== GOAL ==
Copy out all of the material, matching it word for word.

== INPUT DATA ==
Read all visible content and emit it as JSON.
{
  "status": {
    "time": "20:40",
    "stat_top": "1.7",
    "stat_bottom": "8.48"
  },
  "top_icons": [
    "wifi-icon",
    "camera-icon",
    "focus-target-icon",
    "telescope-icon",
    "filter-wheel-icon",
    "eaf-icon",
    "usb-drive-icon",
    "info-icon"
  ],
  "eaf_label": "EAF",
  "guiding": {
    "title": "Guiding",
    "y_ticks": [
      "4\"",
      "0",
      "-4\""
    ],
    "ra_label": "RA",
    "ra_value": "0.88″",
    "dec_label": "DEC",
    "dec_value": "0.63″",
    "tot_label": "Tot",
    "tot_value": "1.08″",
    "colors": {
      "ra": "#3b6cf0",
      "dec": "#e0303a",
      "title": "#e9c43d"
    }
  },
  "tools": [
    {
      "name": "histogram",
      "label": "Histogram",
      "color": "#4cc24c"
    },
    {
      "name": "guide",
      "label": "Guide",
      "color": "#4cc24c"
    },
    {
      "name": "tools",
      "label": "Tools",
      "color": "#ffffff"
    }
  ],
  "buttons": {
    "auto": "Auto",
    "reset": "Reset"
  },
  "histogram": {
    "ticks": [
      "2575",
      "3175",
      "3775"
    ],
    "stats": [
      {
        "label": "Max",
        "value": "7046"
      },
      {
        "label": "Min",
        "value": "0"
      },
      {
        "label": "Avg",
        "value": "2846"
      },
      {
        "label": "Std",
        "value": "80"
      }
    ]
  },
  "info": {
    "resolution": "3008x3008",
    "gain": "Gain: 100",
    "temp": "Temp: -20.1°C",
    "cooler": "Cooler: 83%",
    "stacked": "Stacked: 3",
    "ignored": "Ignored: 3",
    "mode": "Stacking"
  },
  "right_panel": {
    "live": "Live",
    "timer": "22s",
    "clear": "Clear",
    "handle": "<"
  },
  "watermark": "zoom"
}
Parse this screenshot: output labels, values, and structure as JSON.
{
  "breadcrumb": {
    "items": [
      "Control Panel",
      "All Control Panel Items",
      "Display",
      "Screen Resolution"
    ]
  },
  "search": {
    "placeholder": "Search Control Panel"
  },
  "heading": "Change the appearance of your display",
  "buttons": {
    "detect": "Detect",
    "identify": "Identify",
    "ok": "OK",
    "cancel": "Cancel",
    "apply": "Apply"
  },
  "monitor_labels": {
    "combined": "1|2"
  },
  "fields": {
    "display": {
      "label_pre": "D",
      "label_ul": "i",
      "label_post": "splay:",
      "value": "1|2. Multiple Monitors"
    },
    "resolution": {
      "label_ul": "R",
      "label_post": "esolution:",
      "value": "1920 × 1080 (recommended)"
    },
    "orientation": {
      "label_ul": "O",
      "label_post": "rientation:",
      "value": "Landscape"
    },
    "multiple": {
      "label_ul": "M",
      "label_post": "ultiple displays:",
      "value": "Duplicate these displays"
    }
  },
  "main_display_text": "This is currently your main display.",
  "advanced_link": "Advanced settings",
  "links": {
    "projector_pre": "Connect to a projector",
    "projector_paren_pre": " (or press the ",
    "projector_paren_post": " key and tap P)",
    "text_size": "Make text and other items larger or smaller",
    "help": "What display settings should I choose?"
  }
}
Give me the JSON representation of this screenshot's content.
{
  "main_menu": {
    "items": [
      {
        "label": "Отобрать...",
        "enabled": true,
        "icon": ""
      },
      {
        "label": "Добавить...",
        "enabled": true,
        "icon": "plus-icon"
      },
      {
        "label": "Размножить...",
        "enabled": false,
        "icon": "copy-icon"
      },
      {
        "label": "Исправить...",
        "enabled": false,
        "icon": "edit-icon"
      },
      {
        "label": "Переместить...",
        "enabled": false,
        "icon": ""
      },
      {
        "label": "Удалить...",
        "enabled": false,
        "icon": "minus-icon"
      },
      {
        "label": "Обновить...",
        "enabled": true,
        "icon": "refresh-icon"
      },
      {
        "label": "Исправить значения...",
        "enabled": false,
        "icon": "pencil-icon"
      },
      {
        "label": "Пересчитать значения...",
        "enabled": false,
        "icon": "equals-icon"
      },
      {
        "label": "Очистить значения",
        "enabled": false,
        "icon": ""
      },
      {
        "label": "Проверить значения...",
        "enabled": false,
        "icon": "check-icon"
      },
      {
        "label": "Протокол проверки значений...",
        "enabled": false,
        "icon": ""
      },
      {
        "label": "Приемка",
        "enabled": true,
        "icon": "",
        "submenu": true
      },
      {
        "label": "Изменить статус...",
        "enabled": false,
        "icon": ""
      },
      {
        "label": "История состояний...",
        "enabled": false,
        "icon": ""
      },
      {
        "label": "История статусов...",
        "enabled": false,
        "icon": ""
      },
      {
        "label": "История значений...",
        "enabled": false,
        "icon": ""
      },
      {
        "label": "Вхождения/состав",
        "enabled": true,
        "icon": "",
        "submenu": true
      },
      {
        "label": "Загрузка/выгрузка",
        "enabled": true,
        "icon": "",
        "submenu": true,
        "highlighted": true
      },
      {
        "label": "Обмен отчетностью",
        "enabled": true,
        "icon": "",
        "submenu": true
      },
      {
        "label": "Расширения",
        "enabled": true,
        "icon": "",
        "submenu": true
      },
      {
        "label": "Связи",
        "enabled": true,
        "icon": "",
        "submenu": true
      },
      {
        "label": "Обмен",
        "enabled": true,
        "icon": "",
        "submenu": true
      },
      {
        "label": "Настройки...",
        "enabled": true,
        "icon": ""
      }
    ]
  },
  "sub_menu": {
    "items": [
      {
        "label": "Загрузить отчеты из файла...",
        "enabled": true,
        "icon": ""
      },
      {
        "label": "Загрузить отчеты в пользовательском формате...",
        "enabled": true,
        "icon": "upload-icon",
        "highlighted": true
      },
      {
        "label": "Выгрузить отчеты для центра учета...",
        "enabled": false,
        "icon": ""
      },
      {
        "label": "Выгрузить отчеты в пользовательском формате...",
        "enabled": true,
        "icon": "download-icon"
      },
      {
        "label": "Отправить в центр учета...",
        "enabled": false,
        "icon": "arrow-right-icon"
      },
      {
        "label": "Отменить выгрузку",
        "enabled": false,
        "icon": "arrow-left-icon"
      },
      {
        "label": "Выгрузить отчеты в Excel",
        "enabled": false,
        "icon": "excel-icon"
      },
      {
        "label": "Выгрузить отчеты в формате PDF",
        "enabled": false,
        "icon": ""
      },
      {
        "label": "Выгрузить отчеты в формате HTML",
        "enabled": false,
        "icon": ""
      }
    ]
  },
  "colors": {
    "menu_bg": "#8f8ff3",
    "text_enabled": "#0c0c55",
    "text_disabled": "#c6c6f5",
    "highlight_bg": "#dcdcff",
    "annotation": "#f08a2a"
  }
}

== SOLUTION TO THIS EXERCISE ==
Read all visible content and emit it as JSON.
{
  "status": {
    "time": "20:40",
    "stat_top": "1.7",
    "stat_bottom": "8.48"
  },
  "top_icons": [
    "wifi-icon",
    "camera-icon",
    "focus-target-icon",
    "telescope-icon",
    "filter-wheel-icon",
    "eaf-icon",
    "usb-drive-icon",
    "info-icon"
  ],
  "eaf_label": "EAF",
  "guiding": {
    "title": "Guiding",
    "y_ticks": [
      "4\"",
      "0",
      "-4\""
    ],
    "ra_label": "RA",
    "ra_value": "0.88″",
    "dec_label": "DEC",
    "dec_value": "0.63″",
    "tot_label": "Tot",
    "tot_value": "1.08″",
    "colors": {
      "ra": "#3b6cf0",
      "dec": "#e0303a",
      "title": "#e9c43d"
    }
  },
  "tools": [
    {
      "name": "histogram",
      "label": "Histogram",
      "color": "#4cc24c"
    },
    {
      "name": "guide",
      "label": "Guide",
      "color": "#4cc24c"
    },
    {
      "name": "tools",
      "label": "Tools",
      "color": "#ffffff"
    }
  ],
  "buttons": {
    "auto": "Auto",
    "reset": "Reset"
  },
  "histogram": {
    "ticks": [
      "2575",
      "3175",
      "3775"
    ],
    "stats": [
      {
        "label": "Max",
        "value": "7046"
      },
      {
        "label": "Min",
        "value": "0"
      },
      {
        "label": "Avg",
        "value": "2846"
      },
      {
        "label": "Std",
        "value": "80"
      }
    ]
  },
  "info": {
    "resolution": "3008x3008",
    "gain": "Gain: 100",
    "temp": "Temp: -20.1°C",
    "cooler": "Cooler: 83%",
    "stacked": "Stacked: 3",
    "ignored": "Ignored: 3",
    "mode": "Stacking"
  },
  "right_panel": {
    "live": "Live",
    "timer": "22s",
    "clear": "Clear",
    "handle": "<"
  },
  "watermark": "zoom"
}
Parse this screenshot: output labels, values, and structure as JSON.
{
  "breadcrumb": {
    "items": [
      "Control Panel",
      "All Control Panel Items",
      "Display",
      "Screen Resolution"
    ]
  },
  "search": {
    "placeholder": "Search Control Panel"
  },
  "heading": "Change the appearance of your display",
  "buttons": {
    "detect": "Detect",
    "identify": "Identify",
    "ok": "OK",
    "cancel": "Cancel",
    "apply": "Apply"
  },
  "monitor_labels": {
    "combined": "1|2"
  },
  "fields": {
    "display": {
      "label_pre": "D",
      "label_ul": "i",
      "label_post": "splay:",
      "value": "1|2. Multiple Monitors"
    },
    "resolution": {
      "label_ul": "R",
      "label_post": "esolution:",
      "value": "1920 × 1080 (recommended)"
    },
    "orientation": {
      "label_ul": "O",
      "label_post": "rientation:",
      "value": "Landscape"
    },
    "multiple": {
      "label_ul": "M",
      "label_post": "ultiple displays:",
      "value": "Duplicate these displays"
    }
  },
  "main_display_text": "This is currently your main display.",
  "advanced_link": "Advanced settings",
  "links": {
    "projector_pre": "Connect to a projector",
    "projector_paren_pre": " (or press the ",
    "projector_paren_post": " key and tap P)",
    "text_size": "Make text and other items larger or smaller",
    "help": "What display settings should I choose?"
  }
}
Give me the JSON representation of this screenshot's content.
{
  "main_menu": {
    "items": [
      {
        "label": "Отобрать...",
        "enabled": true,
        "icon": ""
      },
      {
        "label": "Добавить...",
        "enabled": true,
        "icon": "plus-icon"
      },
      {
        "label": "Размножить...",
        "enabled": false,
        "icon": "copy-icon"
      },
      {
        "label": "Исправить...",
        "enabled": false,
        "icon": "edit-icon"
      },
      {
        "label": "Переместить...",
        "enabled": false,
        "icon": ""
      },
      {
        "label": "Удалить...",
        "enabled": false,
        "icon": "minus-icon"
      },
      {
        "label": "Обновить...",
        "enabled": true,
        "icon": "refresh-icon"
      },
      {
        "label": "Исправить значения...",
        "enabled": false,
        "icon": "pencil-icon"
      },
      {
        "label": "Пересчитать значения...",
        "enabled": false,
        "icon": "equals-icon"
      },
      {
        "label": "Очистить значения",
        "enabled": false,
        "icon": ""
      },
      {
        "label": "Проверить значения...",
        "enabled": false,
        "icon": "check-icon"
      },
      {
        "label": "Протокол проверки значений...",
        "enabled": false,
        "icon": ""
      },
      {
        "label": "Приемка",
        "enabled": true,
        "icon": "",
        "submenu": true
      },
      {
        "label": "Изменить статус...",
        "enabled": false,
        "icon": ""
      },
      {
        "label": "История состояний...",
        "enabled": false,
        "icon": ""
      },
      {
        "label": "История статусов...",
        "enabled": false,
        "icon": ""
      },
      {
        "label": "История значений...",
        "enabled": false,
        "icon": ""
      },
      {
        "label": "Вхождения/состав",
        "enabled": true,
        "icon": "",
        "submenu": true
      },
      {
        "label": "Загрузка/выгрузка",
        "enabled": true,
        "icon": "",
        "submenu": true,
        "highlighted": true
      },
      {
        "label": "Обмен отчетностью",
        "enabled": true,
        "icon": "",
        "submenu": true
      },
      {
        "label": "Расширения",
        "enabled": true,
        "icon": "",
        "submenu": true
      },
      {
        "label": "Связи",
        "enabled": true,
        "icon": "",
        "submenu": true
      },
      {
        "label": "Обмен",
        "enabled": true,
        "icon": "",
        "submenu": true
      },
      {
        "label": "Настройки...",
        "enabled": true,
        "icon": ""
      }
    ]
  },
  "sub_menu": {
    "items": [
      {
        "label": "Загрузить отчеты из файла...",
        "enabled": true,
        "icon": ""
      },
      {
        "label": "Загрузить отчеты в пользовательском формате...",
        "enabled": true,
        "icon": "upload-icon",
        "highlighted": true
      },
      {
        "label": "Выгрузить отчеты для центра учета...",
        "enabled": false,
        "icon": ""
      },
      {
        "label": "Выгрузить отчеты в пользовательском формате...",
        "enabled": true,
        "icon": "download-icon"
      },
      {
        "label": "Отправить в центр учета...",
        "enabled": false,
        "icon": "arrow-right-icon"
      },
      {
        "label": "Отменить выгрузку",
        "enabled": false,
        "icon": "arrow-left-icon"
      },
      {
        "label": "Выгрузить отчеты в Excel",
        "enabled": false,
        "icon": "excel-icon"
      },
      {
        "label": "Выгрузить отчеты в формате PDF",
        "enabled": false,
        "icon": ""
      },
      {
        "label": "Выгрузить отчеты в формате HTML",
        "enabled": false,
        "icon": ""
      }
    ]
  },
  "colors": {
    "menu_bg": "#8f8ff3",
    "text_enabled": "#0c0c55",
    "text_disabled": "#c6c6f5",
    "highlight_bg": "#dcdcff",
    "annotation": "#f08a2a"
  }
}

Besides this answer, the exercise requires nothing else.